# PASSAGE FOR REVIEW:

    This is why I’m happy to see a health reform plan that lets tightly regulated private insuers compete,on a level playing field, with something like Medicare for all.
    Whenever the govt tries to cut back on waste, private insurers follow suit. So people would realize that it wasn’t just the govt–no one can continue to afford to pay for the extreme end-of-life care that so many U.s. hospitals now favor.

  3. Of course Cigna wasn’t the Sarkisyan’s insurer; his employer was self-insured and Cigna merely administered the plan. A significant distinction that may not find its way into Edwards’ argument and not apparently yours either.

  4. Ravi–
    You should read the post I originally wrote about the case–and the comments. I did know that CIGNA was only the administrator and that the employer was self-insured.
    Since Edwards is an attorney, I imagine he understands this too
    Still, some people blame CIGNA because it was CIGNA’s responsibility to advise the employer as to whether the insurance covered this procedure and CIGNA said no, “it’s experimental.”
    There you get into a grey area. Liver transplants are not, in and of themselves, experimental. But in this case CIGNA said “it’s experimental” becuase transplant centers don’t usually do transplants on someone this sick. . . .

# GIVEN INFORMATION:
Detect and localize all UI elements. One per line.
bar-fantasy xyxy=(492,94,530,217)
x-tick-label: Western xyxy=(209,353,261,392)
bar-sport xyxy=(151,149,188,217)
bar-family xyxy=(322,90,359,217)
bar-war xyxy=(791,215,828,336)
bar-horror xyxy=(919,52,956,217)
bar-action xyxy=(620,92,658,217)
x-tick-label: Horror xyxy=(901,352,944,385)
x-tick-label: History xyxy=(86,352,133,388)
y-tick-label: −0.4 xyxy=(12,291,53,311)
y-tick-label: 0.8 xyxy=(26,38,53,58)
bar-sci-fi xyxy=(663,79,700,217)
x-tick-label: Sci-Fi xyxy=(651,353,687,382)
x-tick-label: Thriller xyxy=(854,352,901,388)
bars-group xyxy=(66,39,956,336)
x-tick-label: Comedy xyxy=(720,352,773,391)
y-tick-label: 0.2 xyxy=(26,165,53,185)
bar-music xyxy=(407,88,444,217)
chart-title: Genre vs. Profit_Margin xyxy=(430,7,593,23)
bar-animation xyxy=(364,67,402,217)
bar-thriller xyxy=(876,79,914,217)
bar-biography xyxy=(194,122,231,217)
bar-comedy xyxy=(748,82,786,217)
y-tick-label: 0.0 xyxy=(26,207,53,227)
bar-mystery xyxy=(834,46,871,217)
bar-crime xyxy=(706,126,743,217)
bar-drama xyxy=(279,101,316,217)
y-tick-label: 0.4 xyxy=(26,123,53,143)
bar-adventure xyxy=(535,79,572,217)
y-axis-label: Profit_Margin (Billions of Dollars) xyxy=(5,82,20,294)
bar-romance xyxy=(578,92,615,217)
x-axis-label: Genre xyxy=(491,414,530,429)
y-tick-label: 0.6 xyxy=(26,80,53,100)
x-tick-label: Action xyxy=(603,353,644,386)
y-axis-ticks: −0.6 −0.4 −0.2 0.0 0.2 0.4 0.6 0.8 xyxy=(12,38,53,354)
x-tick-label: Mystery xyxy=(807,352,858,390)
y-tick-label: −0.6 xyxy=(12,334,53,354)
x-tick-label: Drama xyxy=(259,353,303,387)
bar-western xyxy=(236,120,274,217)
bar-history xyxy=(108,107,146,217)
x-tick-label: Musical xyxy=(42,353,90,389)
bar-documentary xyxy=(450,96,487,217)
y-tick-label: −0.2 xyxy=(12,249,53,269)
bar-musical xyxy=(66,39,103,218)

# PARTS OF THE EXERCISE:
a: Extract the stretch from "Since Edwards is" through "this sick. . . ." from the comment thread on the Sarkisyan insurance case, copying it word for word.
b: Continue the comment thread on the Sarkisyan insurance case from the point where it ends.

# ANSWERS BY TASK:
a:
Since Edwards is an attorney, I imagine he understands this too
    Still, some people blame CIGNA because it was CIGNA’s responsibility to advise the employer as to whether the insurance covered this procedure and CIGNA said no, “it’s experimental.”
    There you get into a grey area. Liver transplants are not, in and of themselves, experimental. But in this case CIGNA said “it’s experimental” becuase transplant centers don’t usually do transplants on someone this sick. . . .

b:
    Finally, one reason why I crticized the hopsital rather than CIGNA in this most recent post is that if the doctors truly believed that they could save her (and not just give her a few more months of suffering) why didn’t they go ahead–and if necessary donate all or part of their work pro bono?
    Insurers don’t do transplants, doctors and
    hospitals do.

  5. it is easy to criticize the failure of the physician and hospital to act decisively without the money in hand (i hope the $ asked was not truly expected of the family and that part is a miscommunication )-but if the patient lived with a transplant they would have to follow a complex and expensive medication and follow up regimen. if they are not capable of following it, the precious resource would be wasted, the last thing we want. we should take all prudent steps to insure that the patient would at least be compliant with meds (many aren’t despite the unpleasant alternative).
    additionally, as a physician, having offered dozens of times to donate my services, i often find that someone downstream is not willing to donate-either the hospital or the pharmaceutical company or whoever. it frequently is a game of chicken with everyone not wanting to be the bad guy, but only me (i think) truly wanting to donate to provide the care needed. (to be fair, lots of times the answer was yes). remember also the donation of time and services does not preclude any person or entity from liability, so i sympathize to a degree with administrators. any one person in the chain of care can freeze the process. at this point i do not believe we know what happened. it is easy to say-why didn’t they just do the surgery? the surgery is just one important part of the transplant processs.
    rather i would blame the transplant team for even opening the discussion of transplant, given what has been reported (which, as you know, probably isn’t everything).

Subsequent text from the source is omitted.